▸ SOURCE PASSAGE:
Why it matters: Health insurance gets more expensive almost every year. But now, more of those added costs are being passed through to workers who are already reeling from inflationary pressures.
- That's raising the temperature for health plans already getting blamed for coverage denials and other business practices.
State of play: Insurers and employer-backed advocacy groups such as Better Solutions for Healthcare and its Hospital Watch initiative are running ads pointing out hospitals' outsized presence in some markets, with messages like "hospital monopolies put profits over patients."
- Insurers also are touting voluntary moves they've made to cut down "prior authorization" reviews of doctor-ordered treatments.
- An insurer-aligned group called Affordable Health Care Initiative is running ads with the message "we understand why you're frustrated" and "America's health insurers are on the side of people, working hard to negotiate costs down."
What they're saying: "Health care costs too much ... so that scrutiny is valid and needed, and we embrace that," Mike Tuffin, CEO of AHIP — the insurers' big Washington lobby — told Axios.
- "The most effective message is rooted in the plain facts about the causes of rising health care costs in the U.S.," he added.
- Those are "anticompetitive practices by multinational brand drugmakers" and "opaque and sometimes deceptive practices by certain hospital systems," he argued.
Between the lines: The Affordable Health Care Initiative is backed by UnitedHealth Group, sources say. A UnitedHealth spokesperson declined to comment.
- Within the industry, there is some disagreement over how best to push back.
- Some have expressed doubts about whether the upbeat tone of the group's ads resonates with an increasingly frustrated public.
The big picture: Insurers were the first industry group called before Congress to testify earlier this year as House Republicans held a series of hearings on health care costs.
- Those hearings revealed bipartisan eagerness to address vertical consolidation — when insurers own pharmacy benefit managers that negotiate drug prices and pay pharmacies, and even health providers — as well as to limit prior authorization reviews.
- "Time to break up big insurance," Sen. Ron Wyden (Ore.) the top Democrat on the Senate Finance Committee, wrote on X.
- But UnitedHealth CEO Stephen Hemsley responded in testimony that the cost of health insurance is driven by the cost of health care and that "it is a symptom, not a cause."

▸ APPLY WHAT YOU READ:
1. Sum up the article on health insurance costs in two sentences.
2. Resume the article on health insurance costs after its last sentence.
The material that comes next is separate from the article on health insurance costs.

▸ DATA SECTION:
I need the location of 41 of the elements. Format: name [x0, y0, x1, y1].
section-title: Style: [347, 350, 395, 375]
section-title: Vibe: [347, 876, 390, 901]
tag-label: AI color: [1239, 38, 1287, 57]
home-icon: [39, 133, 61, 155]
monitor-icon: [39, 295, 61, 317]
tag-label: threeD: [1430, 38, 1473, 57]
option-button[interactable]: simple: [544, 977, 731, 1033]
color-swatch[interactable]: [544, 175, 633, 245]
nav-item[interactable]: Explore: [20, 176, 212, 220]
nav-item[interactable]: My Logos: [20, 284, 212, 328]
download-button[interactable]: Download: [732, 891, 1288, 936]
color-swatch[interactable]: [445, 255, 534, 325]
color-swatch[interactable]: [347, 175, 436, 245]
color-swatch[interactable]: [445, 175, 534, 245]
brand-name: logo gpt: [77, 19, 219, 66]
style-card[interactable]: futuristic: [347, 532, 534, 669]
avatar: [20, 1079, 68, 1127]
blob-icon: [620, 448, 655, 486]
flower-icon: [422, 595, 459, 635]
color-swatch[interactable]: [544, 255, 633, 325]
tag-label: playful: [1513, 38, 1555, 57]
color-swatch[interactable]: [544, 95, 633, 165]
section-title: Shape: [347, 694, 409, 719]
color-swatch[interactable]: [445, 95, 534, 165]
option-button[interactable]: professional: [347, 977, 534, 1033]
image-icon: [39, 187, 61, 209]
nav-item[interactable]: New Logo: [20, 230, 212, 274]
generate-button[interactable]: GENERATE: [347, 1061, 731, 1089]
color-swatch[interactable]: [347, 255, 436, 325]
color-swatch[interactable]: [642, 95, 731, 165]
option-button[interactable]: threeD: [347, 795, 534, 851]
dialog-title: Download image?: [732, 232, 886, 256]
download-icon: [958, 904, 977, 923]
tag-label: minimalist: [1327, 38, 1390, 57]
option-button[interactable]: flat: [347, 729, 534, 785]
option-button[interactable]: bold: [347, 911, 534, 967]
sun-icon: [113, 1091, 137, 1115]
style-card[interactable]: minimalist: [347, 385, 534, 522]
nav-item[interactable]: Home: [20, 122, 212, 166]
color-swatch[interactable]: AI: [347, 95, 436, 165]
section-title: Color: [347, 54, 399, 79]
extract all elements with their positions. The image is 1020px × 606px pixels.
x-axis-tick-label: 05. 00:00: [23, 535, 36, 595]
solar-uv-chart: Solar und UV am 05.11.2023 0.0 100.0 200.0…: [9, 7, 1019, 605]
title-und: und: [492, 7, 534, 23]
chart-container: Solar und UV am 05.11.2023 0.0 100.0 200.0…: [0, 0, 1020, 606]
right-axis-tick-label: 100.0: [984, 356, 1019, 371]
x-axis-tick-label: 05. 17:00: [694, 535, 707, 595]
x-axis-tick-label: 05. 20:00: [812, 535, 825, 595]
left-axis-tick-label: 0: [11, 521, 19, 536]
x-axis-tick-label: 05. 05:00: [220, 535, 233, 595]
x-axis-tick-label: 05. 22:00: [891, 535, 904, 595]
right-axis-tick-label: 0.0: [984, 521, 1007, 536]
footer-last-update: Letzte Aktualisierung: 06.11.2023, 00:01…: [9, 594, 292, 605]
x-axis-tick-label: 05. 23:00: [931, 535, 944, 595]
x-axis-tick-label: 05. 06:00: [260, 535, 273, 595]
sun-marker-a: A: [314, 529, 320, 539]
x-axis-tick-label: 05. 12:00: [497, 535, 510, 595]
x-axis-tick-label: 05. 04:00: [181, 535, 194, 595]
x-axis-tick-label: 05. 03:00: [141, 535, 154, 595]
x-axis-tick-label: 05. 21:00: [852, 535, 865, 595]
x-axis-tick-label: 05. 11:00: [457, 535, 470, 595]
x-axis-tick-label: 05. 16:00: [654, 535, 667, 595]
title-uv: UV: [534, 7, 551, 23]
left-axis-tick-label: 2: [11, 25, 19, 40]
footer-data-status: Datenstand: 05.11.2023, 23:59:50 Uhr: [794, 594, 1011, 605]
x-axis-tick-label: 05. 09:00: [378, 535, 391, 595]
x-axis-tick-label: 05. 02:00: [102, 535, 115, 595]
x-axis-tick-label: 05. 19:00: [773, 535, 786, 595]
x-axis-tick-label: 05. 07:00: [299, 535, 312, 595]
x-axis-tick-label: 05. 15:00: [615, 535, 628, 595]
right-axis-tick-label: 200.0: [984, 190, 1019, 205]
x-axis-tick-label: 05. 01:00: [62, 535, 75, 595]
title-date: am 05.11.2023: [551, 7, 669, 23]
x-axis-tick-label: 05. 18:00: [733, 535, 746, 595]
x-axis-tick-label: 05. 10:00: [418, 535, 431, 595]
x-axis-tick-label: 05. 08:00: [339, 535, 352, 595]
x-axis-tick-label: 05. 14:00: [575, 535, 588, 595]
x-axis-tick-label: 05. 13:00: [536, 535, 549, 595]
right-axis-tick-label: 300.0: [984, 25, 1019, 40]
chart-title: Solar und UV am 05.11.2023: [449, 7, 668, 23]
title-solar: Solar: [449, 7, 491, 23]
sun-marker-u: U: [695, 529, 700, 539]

▸ ANSWERS PER TASK:
1. As more of the rising cost of health insurance is passed on to workers, insurers and allied groups are running ads that point to hospital monopolies and are promoting voluntary cuts to prior authorization reviews. Industry leaders blame drugmakers and hospital systems, and lawmakers from both parties want to curb vertical consolidation and prior authorization, but UnitedHealth's CEO testified that insurance costs are "a symptom, not a cause."

2.
Health economists say the fundamental problem is the higher prices Americans pay for care and services compared with peer countries.
- Insurers argue that they play a key role keeping providers in check, by effectively capping what hospitals and drug companies can charge.
- But delays and denials of care, which insurers argue are sometimes needed to control costs and cut down on unnecessary procedures, are a huge source of frustration for patients.
The intrigue: Other health industries are trying to tap that sentiment and focus the blame on insurers for rising costs.
- "It's no surprise that large commercial insurers are trying to shift attention away from their own abysmal record," said American Hospital Association CEO Richard Pollack.
- The hospital-backed Coalition to Strengthen America's Healthcare is running ads hitting insurers for "putting your health care on hold" with delays and denials.
- Drug companies have long portrayed pharmacy benefit managers and insurers as bad actors, saying they siphon off drug spending to pad their profits.
- "Anyone in this room who has tried to engage the health care system knows it's opaque and it's complex, and that complexity drives cost," Bristol Myers Squibb CEO Chris Boerner said at Axios' Future of Health Summit this month.
The bottom line: It's not surprising that health industries are blaming each other for affordability woes, said Jonathan Burks, executive vice president of economic and health policy at the Bipartisan Policy Center and a former chief of staff for Speaker Paul Ryan.
- "Everyone is a little bit guilty of contributing to a system that people generally are not terribly satisfied with," he added.